— SET EXERCISE —
In the lines below, swap every "radio-circle-icon" for "radio-dot-icon" and write the lines out again with nothing else changed.

Box coordinate listings
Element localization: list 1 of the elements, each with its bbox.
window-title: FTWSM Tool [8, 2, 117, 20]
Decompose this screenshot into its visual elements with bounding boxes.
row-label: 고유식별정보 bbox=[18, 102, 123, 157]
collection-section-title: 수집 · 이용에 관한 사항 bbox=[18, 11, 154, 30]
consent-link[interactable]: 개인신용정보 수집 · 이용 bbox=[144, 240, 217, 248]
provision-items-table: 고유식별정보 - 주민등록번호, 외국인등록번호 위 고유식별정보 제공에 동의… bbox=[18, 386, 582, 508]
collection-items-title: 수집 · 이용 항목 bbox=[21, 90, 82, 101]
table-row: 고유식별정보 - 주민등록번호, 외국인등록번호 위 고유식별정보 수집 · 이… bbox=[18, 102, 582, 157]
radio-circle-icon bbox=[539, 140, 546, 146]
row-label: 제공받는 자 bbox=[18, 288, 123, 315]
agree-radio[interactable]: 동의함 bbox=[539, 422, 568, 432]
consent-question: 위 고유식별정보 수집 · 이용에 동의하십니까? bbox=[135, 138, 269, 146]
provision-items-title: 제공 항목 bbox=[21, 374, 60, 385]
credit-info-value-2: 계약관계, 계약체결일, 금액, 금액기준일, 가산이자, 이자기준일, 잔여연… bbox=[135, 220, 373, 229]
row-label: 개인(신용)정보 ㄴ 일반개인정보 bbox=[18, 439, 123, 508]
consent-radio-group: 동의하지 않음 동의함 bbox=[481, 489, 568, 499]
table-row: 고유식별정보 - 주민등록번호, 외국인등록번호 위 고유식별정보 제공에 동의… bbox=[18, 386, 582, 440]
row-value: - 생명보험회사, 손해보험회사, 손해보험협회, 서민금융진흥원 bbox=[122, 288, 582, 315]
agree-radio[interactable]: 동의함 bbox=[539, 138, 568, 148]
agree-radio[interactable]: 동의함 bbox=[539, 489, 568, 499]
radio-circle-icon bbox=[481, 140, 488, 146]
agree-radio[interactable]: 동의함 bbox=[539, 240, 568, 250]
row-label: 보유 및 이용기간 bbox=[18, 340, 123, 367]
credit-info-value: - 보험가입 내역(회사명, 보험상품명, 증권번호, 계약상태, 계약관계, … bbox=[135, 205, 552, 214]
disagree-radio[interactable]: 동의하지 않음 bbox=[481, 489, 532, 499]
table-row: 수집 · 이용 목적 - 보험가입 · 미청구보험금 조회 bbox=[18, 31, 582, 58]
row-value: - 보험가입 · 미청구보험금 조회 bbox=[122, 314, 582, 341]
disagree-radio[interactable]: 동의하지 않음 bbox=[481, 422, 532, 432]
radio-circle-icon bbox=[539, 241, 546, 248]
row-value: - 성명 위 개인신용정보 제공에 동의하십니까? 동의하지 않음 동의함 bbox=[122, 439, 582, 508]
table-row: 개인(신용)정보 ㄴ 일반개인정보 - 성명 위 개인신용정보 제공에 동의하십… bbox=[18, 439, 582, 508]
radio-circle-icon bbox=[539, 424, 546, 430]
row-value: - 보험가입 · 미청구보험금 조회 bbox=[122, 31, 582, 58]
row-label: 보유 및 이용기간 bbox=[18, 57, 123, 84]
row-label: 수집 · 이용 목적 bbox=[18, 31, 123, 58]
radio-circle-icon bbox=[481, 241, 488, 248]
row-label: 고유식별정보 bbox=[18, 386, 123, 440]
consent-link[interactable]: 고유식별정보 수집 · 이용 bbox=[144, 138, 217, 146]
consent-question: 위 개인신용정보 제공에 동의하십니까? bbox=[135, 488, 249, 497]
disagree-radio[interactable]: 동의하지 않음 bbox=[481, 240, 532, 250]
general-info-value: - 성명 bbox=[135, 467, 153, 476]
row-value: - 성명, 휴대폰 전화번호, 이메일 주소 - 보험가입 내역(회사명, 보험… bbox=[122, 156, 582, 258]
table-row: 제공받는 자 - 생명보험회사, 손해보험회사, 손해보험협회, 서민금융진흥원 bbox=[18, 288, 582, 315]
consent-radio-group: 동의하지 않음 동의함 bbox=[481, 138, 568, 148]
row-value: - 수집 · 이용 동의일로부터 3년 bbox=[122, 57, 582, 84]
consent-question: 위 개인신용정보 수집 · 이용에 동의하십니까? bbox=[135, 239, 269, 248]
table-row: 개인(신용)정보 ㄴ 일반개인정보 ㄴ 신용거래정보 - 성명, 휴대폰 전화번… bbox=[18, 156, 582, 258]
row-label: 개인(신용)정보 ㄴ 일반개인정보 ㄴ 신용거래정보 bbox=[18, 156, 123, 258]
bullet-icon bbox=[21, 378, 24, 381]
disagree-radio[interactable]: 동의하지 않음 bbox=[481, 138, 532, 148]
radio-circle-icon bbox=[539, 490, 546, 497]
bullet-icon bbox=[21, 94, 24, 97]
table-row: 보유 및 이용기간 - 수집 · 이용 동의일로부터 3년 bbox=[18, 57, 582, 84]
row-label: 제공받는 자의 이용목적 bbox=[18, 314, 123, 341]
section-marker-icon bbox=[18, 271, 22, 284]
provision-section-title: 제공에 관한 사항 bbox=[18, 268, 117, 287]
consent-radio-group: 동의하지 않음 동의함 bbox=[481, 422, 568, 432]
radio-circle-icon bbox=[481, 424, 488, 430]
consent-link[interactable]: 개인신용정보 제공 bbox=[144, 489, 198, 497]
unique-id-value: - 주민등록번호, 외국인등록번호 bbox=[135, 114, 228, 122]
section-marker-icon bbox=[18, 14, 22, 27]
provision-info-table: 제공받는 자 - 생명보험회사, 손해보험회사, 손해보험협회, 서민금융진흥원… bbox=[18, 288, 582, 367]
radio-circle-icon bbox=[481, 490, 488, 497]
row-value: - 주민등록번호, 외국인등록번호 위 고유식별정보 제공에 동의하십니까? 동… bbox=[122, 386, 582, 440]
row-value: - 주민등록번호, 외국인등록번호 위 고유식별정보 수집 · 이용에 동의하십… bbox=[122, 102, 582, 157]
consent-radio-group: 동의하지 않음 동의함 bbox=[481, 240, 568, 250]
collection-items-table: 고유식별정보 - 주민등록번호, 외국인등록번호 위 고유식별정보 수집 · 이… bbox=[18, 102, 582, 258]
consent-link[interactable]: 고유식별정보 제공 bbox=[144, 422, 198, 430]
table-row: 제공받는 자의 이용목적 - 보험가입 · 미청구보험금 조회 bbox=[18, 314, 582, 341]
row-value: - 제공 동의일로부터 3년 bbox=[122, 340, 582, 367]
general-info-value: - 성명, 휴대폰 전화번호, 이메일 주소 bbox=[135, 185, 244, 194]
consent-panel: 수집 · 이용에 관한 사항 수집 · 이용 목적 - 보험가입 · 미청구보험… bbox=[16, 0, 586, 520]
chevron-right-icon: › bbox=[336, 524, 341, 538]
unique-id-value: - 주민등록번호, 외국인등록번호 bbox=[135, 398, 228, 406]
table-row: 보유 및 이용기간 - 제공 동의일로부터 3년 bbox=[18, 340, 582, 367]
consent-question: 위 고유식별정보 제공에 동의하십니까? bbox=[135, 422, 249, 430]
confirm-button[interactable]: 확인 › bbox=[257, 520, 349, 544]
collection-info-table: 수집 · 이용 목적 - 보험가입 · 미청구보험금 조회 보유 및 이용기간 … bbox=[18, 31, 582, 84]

— THE ANSWER —
Element localization: list 1 of the elements, each with its bbox.
window-title: FTWSM Tool [8, 2, 117, 20]
Decompose this screenshot into its visual elements with bounding boxes.
row-label: 고유식별정보 bbox=[18, 102, 123, 157]
collection-section-title: 수집 · 이용에 관한 사항 bbox=[18, 11, 154, 30]
consent-link[interactable]: 개인신용정보 수집 · 이용 bbox=[144, 240, 217, 248]
provision-items-table: 고유식별정보 - 주민등록번호, 외국인등록번호 위 고유식별정보 제공에 동의… bbox=[18, 386, 582, 508]
collection-items-title: 수집 · 이용 항목 bbox=[21, 90, 82, 101]
table-row: 고유식별정보 - 주민등록번호, 외국인등록번호 위 고유식별정보 수집 · 이… bbox=[18, 102, 582, 157]
radio-dot-icon bbox=[539, 140, 546, 146]
row-label: 제공받는 자 bbox=[18, 288, 123, 315]
agree-radio[interactable]: 동의함 bbox=[539, 422, 568, 432]
consent-question: 위 고유식별정보 수집 · 이용에 동의하십니까? bbox=[135, 138, 269, 146]
provision-items-title: 제공 항목 bbox=[21, 374, 60, 385]
credit-info-value-2: 계약관계, 계약체결일, 금액, 금액기준일, 가산이자, 이자기준일, 잔여연… bbox=[135, 220, 373, 229]
row-label: 개인(신용)정보 ㄴ 일반개인정보 bbox=[18, 439, 123, 508]
consent-radio-group: 동의하지 않음 동의함 bbox=[481, 489, 568, 499]
table-row: 고유식별정보 - 주민등록번호, 외국인등록번호 위 고유식별정보 제공에 동의… bbox=[18, 386, 582, 440]
row-value: - 생명보험회사, 손해보험회사, 손해보험협회, 서민금융진흥원 bbox=[122, 288, 582, 315]
agree-radio[interactable]: 동의함 bbox=[539, 138, 568, 148]
agree-radio[interactable]: 동의함 bbox=[539, 489, 568, 499]
radio-dot-icon bbox=[481, 140, 488, 146]
agree-radio[interactable]: 동의함 bbox=[539, 240, 568, 250]
row-label: 보유 및 이용기간 bbox=[18, 340, 123, 367]
credit-info-value: - 보험가입 내역(회사명, 보험상품명, 증권번호, 계약상태, 계약관계, … bbox=[135, 205, 552, 214]
disagree-radio[interactable]: 동의하지 않음 bbox=[481, 489, 532, 499]
table-row: 수집 · 이용 목적 - 보험가입 · 미청구보험금 조회 bbox=[18, 31, 582, 58]
row-value: - 보험가입 · 미청구보험금 조회 bbox=[122, 314, 582, 341]
disagree-radio[interactable]: 동의하지 않음 bbox=[481, 422, 532, 432]
radio-dot-icon bbox=[539, 241, 546, 248]
row-value: - 성명 위 개인신용정보 제공에 동의하십니까? 동의하지 않음 동의함 bbox=[122, 439, 582, 508]
table-row: 개인(신용)정보 ㄴ 일반개인정보 - 성명 위 개인신용정보 제공에 동의하십… bbox=[18, 439, 582, 508]
radio-dot-icon bbox=[539, 424, 546, 430]
row-value: - 보험가입 · 미청구보험금 조회 bbox=[122, 31, 582, 58]
row-label: 보유 및 이용기간 bbox=[18, 57, 123, 84]
row-label: 수집 · 이용 목적 bbox=[18, 31, 123, 58]
radio-dot-icon bbox=[481, 241, 488, 248]
row-label: 고유식별정보 bbox=[18, 386, 123, 440]
consent-link[interactable]: 고유식별정보 수집 · 이용 bbox=[144, 138, 217, 146]
consent-question: 위 개인신용정보 제공에 동의하십니까? bbox=[135, 488, 249, 497]
disagree-radio[interactable]: 동의하지 않음 bbox=[481, 240, 532, 250]
general-info-value: - 성명 bbox=[135, 467, 153, 476]
row-value: - 성명, 휴대폰 전화번호, 이메일 주소 - 보험가입 내역(회사명, 보험… bbox=[122, 156, 582, 258]
table-row: 제공받는 자 - 생명보험회사, 손해보험회사, 손해보험협회, 서민금융진흥원 bbox=[18, 288, 582, 315]
consent-radio-group: 동의하지 않음 동의함 bbox=[481, 138, 568, 148]
row-value: - 수집 · 이용 동의일로부터 3년 bbox=[122, 57, 582, 84]
consent-question: 위 개인신용정보 수집 · 이용에 동의하십니까? bbox=[135, 239, 269, 248]
table-row: 개인(신용)정보 ㄴ 일반개인정보 ㄴ 신용거래정보 - 성명, 휴대폰 전화번… bbox=[18, 156, 582, 258]
row-label: 개인(신용)정보 ㄴ 일반개인정보 ㄴ 신용거래정보 bbox=[18, 156, 123, 258]
bullet-icon bbox=[21, 378, 24, 381]
disagree-radio[interactable]: 동의하지 않음 bbox=[481, 138, 532, 148]
radio-dot-icon bbox=[539, 490, 546, 497]
bullet-icon bbox=[21, 94, 24, 97]
table-row: 보유 및 이용기간 - 수집 · 이용 동의일로부터 3년 bbox=[18, 57, 582, 84]
row-label: 제공받는 자의 이용목적 bbox=[18, 314, 123, 341]
section-marker-icon bbox=[18, 271, 22, 284]
provision-section-title: 제공에 관한 사항 bbox=[18, 268, 117, 287]
consent-radio-group: 동의하지 않음 동의함 bbox=[481, 422, 568, 432]
radio-dot-icon bbox=[481, 424, 488, 430]
consent-link[interactable]: 개인신용정보 제공 bbox=[144, 489, 198, 497]
unique-id-value: - 주민등록번호, 외국인등록번호 bbox=[135, 114, 228, 122]
section-marker-icon bbox=[18, 14, 22, 27]
provision-info-table: 제공받는 자 - 생명보험회사, 손해보험회사, 손해보험협회, 서민금융진흥원… bbox=[18, 288, 582, 367]
radio-dot-icon bbox=[481, 490, 488, 497]
row-value: - 주민등록번호, 외국인등록번호 위 고유식별정보 제공에 동의하십니까? 동… bbox=[122, 386, 582, 440]
row-value: - 주민등록번호, 외국인등록번호 위 고유식별정보 수집 · 이용에 동의하십… bbox=[122, 102, 582, 157]
consent-radio-group: 동의하지 않음 동의함 bbox=[481, 240, 568, 250]
collection-items-table: 고유식별정보 - 주민등록번호, 외국인등록번호 위 고유식별정보 수집 · 이… bbox=[18, 102, 582, 258]
consent-link[interactable]: 고유식별정보 제공 bbox=[144, 422, 198, 430]
table-row: 제공받는 자의 이용목적 - 보험가입 · 미청구보험금 조회 bbox=[18, 314, 582, 341]
row-value: - 제공 동의일로부터 3년 bbox=[122, 340, 582, 367]
general-info-value: - 성명, 휴대폰 전화번호, 이메일 주소 bbox=[135, 185, 244, 194]
consent-panel: 수집 · 이용에 관한 사항 수집 · 이용 목적 - 보험가입 · 미청구보험… bbox=[16, 0, 586, 520]
chevron-right-icon: › bbox=[336, 524, 341, 538]
unique-id-value: - 주민등록번호, 외국인등록번호 bbox=[135, 398, 228, 406]
table-row: 보유 및 이용기간 - 제공 동의일로부터 3년 bbox=[18, 340, 582, 367]
consent-question: 위 고유식별정보 제공에 동의하십니까? bbox=[135, 422, 249, 430]
confirm-button[interactable]: 확인 › bbox=[257, 520, 349, 544]
collection-info-table: 수집 · 이용 목적 - 보험가입 · 미청구보험금 조회 보유 및 이용기간 … bbox=[18, 31, 582, 84]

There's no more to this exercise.